[Start of Attachment]
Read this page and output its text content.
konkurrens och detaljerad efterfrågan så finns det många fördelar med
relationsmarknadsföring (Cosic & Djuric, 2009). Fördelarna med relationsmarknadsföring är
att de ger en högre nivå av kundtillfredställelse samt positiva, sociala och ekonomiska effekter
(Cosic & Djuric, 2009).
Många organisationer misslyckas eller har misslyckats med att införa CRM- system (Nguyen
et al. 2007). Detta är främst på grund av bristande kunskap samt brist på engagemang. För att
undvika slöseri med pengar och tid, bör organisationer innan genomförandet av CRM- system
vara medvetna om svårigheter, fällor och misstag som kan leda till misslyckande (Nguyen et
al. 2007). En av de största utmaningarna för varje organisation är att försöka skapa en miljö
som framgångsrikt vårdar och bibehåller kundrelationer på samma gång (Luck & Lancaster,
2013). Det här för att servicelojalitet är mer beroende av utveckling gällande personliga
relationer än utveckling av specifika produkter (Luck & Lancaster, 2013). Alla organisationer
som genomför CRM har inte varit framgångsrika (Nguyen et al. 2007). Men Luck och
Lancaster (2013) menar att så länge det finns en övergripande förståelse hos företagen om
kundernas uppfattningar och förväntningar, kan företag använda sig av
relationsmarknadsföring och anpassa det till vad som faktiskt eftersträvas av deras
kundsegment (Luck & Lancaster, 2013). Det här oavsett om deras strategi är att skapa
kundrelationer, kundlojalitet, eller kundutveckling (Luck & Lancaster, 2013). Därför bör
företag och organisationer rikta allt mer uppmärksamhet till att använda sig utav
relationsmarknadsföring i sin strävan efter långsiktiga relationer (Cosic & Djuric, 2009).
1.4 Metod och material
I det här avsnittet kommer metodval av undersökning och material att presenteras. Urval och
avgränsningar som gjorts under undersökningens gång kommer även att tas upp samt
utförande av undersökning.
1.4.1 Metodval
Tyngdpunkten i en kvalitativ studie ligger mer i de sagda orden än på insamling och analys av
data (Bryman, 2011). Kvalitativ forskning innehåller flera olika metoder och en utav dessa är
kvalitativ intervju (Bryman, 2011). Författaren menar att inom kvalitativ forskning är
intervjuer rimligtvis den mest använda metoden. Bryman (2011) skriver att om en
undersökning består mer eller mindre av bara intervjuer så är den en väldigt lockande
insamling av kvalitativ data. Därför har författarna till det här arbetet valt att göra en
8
[End of Attachment]
• _REQUIREMENT_
The material is to be written out once more, exactly and in full.

• _ANSWER BOX_
Read this page and output its text content.
konkurrens och detaljerad efterfrågan så finns det många fördelar med
relationsmarknadsföring (Cosic & Djuric, 2009). Fördelarna med relationsmarknadsföring är
att de ger en högre nivå av kundtillfredställelse samt positiva, sociala och ekonomiska effekter
(Cosic & Djuric, 2009).
Många organisationer misslyckas eller har misslyckats med att införa CRM- system (Nguyen
et al. 2007). Detta är främst på grund av bristande kunskap samt brist på engagemang. För att
undvika slöseri med pengar och tid, bör organisationer innan genomförandet av CRM- system
vara medvetna om svårigheter, fällor och misstag som kan leda till misslyckande (Nguyen et
al. 2007). En av de största utmaningarna för varje organisation är att försöka skapa en miljö
som framgångsrikt vårdar och bibehåller kundrelationer på samma gång (Luck & Lancaster,
2013). Det här för att servicelojalitet är mer beroende av utveckling gällande personliga
relationer än utveckling av specifika produkter (Luck & Lancaster, 2013). Alla organisationer
som genomför CRM har inte varit framgångsrika (Nguyen et al. 2007). Men Luck och
Lancaster (2013) menar att så länge det finns en övergripande förståelse hos företagen om
kundernas uppfattningar och förväntningar, kan företag använda sig av
relationsmarknadsföring och anpassa det till vad som faktiskt eftersträvas av deras
kundsegment (Luck & Lancaster, 2013). Det här oavsett om deras strategi är att skapa
kundrelationer, kundlojalitet, eller kundutveckling (Luck & Lancaster, 2013). Därför bör
företag och organisationer rikta allt mer uppmärksamhet till att använda sig utav
relationsmarknadsföring i sin strävan efter långsiktiga relationer (Cosic & Djuric, 2009).
1.4 Metod och material
I det här avsnittet kommer metodval av undersökning och material att presenteras. Urval och
avgränsningar som gjorts under undersökningens gång kommer även att tas upp samt
utförande av undersökning.
1.4.1 Metodval
Tyngdpunkten i en kvalitativ studie ligger mer i de sagda orden än på insamling och analys av
data (Bryman, 2011). Kvalitativ forskning innehåller flera olika metoder och en utav dessa är
kvalitativ intervju (Bryman, 2011). Författaren menar att inom kvalitativ forskning är
intervjuer rimligtvis den mest använda metoden. Bryman (2011) skriver att om en
undersökning består mer eller mindre av bara intervjuer så är den en väldigt lockande
insamling av kvalitativ data. Därför har författarna till det här arbetet valt att göra en
8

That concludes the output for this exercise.